Stated exercise> Extract all lines from the data beneath that include the word "this".

Records for processing>
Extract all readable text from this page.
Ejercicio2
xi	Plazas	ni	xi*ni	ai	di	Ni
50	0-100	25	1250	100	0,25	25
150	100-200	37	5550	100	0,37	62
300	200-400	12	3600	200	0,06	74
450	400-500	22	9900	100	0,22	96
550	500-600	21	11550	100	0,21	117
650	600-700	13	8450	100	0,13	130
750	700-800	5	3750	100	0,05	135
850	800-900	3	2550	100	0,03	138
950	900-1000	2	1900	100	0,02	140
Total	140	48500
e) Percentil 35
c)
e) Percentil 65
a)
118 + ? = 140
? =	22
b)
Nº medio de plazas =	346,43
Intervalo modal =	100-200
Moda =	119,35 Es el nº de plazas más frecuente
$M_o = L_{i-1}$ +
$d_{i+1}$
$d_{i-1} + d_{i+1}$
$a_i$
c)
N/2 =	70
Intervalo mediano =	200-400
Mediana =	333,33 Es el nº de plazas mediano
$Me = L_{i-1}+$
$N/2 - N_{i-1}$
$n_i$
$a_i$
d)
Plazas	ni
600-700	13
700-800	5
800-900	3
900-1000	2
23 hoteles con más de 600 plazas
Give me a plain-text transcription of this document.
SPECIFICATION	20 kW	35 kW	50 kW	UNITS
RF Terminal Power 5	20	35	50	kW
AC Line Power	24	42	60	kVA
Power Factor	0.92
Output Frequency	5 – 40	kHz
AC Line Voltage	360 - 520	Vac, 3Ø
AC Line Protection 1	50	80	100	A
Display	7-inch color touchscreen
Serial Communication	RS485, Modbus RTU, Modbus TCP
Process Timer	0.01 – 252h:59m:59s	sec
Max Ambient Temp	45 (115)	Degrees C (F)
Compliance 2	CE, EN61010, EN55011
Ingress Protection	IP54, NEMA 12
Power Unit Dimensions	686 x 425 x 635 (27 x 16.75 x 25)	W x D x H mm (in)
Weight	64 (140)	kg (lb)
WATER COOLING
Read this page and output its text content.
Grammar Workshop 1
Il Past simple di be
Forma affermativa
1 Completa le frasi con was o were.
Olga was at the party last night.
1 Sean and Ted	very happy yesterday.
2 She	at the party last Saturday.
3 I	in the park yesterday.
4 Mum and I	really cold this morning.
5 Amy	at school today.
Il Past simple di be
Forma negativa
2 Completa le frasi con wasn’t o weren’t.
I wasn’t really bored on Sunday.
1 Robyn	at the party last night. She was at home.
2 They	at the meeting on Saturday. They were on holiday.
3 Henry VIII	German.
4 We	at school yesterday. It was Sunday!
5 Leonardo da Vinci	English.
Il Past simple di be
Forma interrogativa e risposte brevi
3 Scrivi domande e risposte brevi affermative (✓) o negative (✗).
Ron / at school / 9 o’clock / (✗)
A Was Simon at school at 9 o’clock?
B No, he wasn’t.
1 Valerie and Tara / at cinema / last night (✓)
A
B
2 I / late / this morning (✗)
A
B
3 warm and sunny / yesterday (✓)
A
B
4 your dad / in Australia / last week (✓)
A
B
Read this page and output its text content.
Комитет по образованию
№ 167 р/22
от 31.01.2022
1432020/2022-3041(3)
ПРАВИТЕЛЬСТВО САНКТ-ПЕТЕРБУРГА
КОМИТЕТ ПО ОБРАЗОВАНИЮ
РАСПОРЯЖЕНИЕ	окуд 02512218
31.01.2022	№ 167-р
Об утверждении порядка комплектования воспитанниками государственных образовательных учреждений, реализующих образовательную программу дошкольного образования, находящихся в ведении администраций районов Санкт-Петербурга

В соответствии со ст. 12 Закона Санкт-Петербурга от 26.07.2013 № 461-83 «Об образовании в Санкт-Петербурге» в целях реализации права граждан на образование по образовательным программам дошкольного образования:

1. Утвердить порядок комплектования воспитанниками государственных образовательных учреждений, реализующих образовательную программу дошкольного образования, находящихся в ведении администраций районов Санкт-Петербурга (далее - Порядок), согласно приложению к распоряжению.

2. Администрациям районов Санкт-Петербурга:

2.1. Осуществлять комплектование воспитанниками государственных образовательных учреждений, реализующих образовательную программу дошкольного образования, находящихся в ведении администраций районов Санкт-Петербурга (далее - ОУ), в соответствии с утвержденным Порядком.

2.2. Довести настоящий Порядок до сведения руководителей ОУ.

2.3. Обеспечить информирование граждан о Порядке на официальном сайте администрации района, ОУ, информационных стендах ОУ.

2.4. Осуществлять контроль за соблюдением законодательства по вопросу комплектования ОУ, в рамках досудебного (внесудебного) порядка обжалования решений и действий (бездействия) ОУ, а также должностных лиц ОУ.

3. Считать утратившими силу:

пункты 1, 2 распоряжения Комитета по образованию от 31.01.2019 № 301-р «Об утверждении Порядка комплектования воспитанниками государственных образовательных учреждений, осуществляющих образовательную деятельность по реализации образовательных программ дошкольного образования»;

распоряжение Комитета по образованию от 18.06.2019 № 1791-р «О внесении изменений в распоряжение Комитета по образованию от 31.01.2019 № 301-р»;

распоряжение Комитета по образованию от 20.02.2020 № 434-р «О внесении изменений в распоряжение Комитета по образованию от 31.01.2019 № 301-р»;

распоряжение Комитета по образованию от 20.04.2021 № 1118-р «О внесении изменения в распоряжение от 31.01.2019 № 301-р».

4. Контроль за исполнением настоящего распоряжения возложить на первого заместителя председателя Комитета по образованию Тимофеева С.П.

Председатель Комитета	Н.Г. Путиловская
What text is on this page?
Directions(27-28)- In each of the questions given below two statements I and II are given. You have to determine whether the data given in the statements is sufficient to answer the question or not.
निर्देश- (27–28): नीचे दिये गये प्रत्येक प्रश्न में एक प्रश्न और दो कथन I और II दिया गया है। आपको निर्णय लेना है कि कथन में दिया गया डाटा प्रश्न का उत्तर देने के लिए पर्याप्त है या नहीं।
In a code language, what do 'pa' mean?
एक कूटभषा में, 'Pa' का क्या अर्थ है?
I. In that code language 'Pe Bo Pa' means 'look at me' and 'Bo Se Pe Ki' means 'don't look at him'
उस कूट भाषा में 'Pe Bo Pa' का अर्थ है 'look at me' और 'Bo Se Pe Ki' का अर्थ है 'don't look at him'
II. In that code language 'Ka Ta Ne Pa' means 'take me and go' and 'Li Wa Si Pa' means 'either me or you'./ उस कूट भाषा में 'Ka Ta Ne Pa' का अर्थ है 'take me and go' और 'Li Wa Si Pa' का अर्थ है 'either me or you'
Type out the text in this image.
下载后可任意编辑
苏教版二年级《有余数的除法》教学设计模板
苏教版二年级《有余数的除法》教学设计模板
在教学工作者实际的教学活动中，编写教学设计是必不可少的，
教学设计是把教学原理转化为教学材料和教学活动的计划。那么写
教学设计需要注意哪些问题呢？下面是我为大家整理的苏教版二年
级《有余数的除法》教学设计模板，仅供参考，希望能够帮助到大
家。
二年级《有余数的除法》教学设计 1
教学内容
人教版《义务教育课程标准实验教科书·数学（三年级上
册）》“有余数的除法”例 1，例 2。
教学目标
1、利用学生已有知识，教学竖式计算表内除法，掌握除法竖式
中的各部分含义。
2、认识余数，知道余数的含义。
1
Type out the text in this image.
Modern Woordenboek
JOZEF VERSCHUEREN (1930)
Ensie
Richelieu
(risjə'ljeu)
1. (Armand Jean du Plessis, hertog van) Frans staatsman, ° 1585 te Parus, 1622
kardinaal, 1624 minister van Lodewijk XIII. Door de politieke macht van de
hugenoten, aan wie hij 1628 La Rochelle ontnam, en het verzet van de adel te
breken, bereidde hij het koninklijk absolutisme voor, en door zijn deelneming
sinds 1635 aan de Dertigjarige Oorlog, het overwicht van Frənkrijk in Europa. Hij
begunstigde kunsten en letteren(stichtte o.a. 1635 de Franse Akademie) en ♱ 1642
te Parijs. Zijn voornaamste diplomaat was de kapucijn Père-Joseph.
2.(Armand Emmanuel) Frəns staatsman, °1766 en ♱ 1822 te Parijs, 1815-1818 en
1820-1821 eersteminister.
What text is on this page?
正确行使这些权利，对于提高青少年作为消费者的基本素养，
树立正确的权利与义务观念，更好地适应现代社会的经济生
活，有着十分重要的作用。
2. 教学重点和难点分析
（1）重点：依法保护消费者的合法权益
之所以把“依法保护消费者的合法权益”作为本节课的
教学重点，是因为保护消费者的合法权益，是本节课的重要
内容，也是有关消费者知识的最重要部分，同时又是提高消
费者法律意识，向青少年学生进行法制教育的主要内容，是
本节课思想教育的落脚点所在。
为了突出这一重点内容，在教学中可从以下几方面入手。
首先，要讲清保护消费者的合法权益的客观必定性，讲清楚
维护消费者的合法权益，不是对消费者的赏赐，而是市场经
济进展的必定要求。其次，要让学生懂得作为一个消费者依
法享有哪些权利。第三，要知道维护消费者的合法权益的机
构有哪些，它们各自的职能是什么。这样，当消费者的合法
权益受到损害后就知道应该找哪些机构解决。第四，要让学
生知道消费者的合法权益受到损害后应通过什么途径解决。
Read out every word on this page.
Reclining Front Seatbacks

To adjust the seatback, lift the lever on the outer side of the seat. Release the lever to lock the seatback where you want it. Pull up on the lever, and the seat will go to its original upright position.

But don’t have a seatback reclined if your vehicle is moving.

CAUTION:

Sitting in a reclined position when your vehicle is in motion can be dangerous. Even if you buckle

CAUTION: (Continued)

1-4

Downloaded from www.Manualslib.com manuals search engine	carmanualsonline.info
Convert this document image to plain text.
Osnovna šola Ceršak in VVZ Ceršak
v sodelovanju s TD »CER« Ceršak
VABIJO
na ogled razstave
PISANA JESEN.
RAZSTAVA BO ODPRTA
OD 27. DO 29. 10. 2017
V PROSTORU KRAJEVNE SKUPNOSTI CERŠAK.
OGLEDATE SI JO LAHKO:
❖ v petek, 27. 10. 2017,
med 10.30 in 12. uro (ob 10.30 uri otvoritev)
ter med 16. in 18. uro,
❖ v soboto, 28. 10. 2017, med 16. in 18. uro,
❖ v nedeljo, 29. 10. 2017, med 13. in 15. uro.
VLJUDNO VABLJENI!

Answer below>
Extract all readable text from this page.
Give me a plain-text transcription of this document.
Read this page and output its text content.
4 Mum and I	really cold this morning.
2 I / late / this morning (✗)
Read this page and output its text content.
What text is on this page?
Type out the text in this image.
Type out the text in this image.
What text is on this page?
Read out every word on this page.
Convert this document image to plain text.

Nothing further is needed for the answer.